JULIUS WHITE, Defendant.


WILLIAM W. CALDWELL, District Judge.

I. Introduction

We are considering Defendant Julius White's motion to sever. (Doc. 524). Defendant claims that he was improperly joined under Federal Rule of Criminal Procedure 8(b), or, alternatively, that the charges against him should be severed from his co-defendants pursuant to Federal Rule 14.

II. Background

On November 28, 2012, Defendant was charged in a Superseding Indictment with criminal conspiracy to distribute and possess with intent to distribute five kilograms or more of cocaine hydrochloride and 280 grams or more of crack cocaine (Count 1); distribution and possession with intent to distribute five kilograms or more of cocaine hydrochloride and 280 grams or more of crack cocaine (Count 2); and a forfeiture count (Count 5). Plea negotiations with the government have broken down, and Defendant now seeks to sever his case from his co-defendants.

III. Discussion

A. Joinder Under Rule 8

"There is a preference in the federal system for joint trials of defendants who are indicted together." Zafiro v. United States , 506 U.S. 534, 537 (1993). Under Federal Rule of Criminal Procedure 8(b), [1] joinder is proper so long as "the crimes charged are allegedly a single series of acts or transactions...." United States v. Eufrasio , 935 F.2d 553, 567 (3d Cir. 1991). A "transactional nexus" must exist between the defendants to be joined. United States v. Irizarry , 341 F.3d 273, 287 n.4 (3d Cir. 2003) (citing Eufrasio , 935 F.2d at 570 n.20). The Third Circuit has explained that the allegation of a conspiracy presumptively satisfies this requirement, "since the claim of conspiracy provides a common link, and demonstrates the existence of a common scheme or plan." United States v. Somers , 496 F.2d 723, 729-30 (3d Cir. 1974) (internal citations omitted); see also United States v. Friedman , 854 F.2d 535, 561 (2d Cir. 1988). When determining whether joinder is appropriate, we focus on the indictment, but "may look beyond the face of the indictment in limited circumstances." United States v. McGill , 964 F.2d 222, 242 (3d Cir. 1992). That is, "[w]here representations made in pretrial documents other than the indictment clarify factual connections between the counts, reference to those documents in permitted." Id.

TO-DO LIST:
A. In the court opinion on the motion to sever, on what date was the defendant charged in the Superseding Indictment?
B. Write the next part of the court opinion on the motion to sever, picking up after its final sentence.

DATASET RECORDS:
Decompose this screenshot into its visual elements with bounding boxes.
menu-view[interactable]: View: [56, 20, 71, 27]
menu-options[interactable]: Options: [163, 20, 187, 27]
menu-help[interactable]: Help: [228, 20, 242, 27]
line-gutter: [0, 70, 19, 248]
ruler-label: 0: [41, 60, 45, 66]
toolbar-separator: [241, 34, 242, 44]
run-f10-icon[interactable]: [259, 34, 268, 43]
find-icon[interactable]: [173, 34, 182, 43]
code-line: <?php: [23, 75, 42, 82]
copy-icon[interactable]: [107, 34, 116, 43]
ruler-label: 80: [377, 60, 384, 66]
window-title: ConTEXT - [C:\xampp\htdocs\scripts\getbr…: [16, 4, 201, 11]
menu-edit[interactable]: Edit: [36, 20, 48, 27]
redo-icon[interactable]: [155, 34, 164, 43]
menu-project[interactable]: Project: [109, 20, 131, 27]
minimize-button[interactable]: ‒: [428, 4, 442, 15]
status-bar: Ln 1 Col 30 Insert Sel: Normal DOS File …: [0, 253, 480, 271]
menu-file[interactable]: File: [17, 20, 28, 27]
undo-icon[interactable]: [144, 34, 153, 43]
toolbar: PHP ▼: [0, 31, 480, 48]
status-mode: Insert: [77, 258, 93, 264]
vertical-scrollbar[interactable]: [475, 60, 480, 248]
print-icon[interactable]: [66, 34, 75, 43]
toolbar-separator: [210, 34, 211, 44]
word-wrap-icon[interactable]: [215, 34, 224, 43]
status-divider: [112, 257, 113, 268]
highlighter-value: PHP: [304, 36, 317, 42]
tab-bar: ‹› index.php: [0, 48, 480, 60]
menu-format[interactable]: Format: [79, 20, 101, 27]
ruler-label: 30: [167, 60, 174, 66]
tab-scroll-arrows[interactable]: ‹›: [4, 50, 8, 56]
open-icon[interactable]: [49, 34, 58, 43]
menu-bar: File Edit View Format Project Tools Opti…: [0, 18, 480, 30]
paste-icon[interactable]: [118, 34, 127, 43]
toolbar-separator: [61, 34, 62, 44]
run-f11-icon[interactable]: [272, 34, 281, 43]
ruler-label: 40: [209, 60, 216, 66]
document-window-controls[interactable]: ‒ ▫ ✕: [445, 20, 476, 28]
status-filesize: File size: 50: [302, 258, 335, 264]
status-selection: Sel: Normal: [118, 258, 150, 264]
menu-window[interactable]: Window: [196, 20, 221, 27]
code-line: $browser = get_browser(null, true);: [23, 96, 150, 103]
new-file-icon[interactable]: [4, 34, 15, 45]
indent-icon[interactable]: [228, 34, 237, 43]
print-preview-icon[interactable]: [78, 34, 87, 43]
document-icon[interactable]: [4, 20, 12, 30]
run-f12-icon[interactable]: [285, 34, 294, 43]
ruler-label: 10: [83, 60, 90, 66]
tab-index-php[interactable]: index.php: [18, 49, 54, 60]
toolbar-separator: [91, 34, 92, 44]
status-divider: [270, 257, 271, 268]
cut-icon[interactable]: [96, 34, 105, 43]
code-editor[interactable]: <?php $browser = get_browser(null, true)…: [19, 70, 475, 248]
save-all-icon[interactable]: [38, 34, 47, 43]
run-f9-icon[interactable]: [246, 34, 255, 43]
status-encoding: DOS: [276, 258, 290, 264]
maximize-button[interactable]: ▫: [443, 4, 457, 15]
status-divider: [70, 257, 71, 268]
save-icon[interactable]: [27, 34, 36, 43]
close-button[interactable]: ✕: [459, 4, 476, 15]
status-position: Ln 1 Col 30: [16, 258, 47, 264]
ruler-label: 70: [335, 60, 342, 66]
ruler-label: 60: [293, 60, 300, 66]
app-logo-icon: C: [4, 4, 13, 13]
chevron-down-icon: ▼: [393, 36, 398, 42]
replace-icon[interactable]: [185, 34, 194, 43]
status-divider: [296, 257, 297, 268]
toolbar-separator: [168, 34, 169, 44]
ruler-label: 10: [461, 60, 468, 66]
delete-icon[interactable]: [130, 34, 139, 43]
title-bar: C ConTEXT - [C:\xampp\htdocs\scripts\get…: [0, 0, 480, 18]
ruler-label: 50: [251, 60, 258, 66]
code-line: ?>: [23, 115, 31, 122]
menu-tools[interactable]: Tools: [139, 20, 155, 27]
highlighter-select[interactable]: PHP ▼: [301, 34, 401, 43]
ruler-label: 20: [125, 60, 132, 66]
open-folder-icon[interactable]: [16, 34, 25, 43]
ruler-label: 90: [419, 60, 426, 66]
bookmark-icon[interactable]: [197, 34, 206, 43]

RESPONSES TO THE EXERCISE:
A. November 28, 2012.

B.
Applying this standard to the case at hand, we find that Defendant was properly joined under Rule 8. The Superseding Indictment alleges that Defendant conspired with his co-defendants to manufacture, distribute, and possess with intent to distribute cocaine hydrochloride and crack cocaine. (Doc. 244). Defendant contends that the Government's evidence fails to link him to the overall drug conspiracy and his co-defendants because the indictment does not "specify which acts the Defendant is alleged to have committed." (Doc. 524 at 4). However, given the facts alleged in the Superseding Indictment and in the Government's brief (Doc. 554), we find Defendant's claims on this point to be without merit. As explained above, the allegation of a conspiracy alone provides the "transactional nexus" needed to satisfy Rule 8 requirements. See Somers , 496 F.2d at 729-30. It is of no consequence that Defendant is not charged in every count of the indictment. See FED. R. CRIM. PRO. 8(b). Accordingly, we find that the Defendant was properly joined.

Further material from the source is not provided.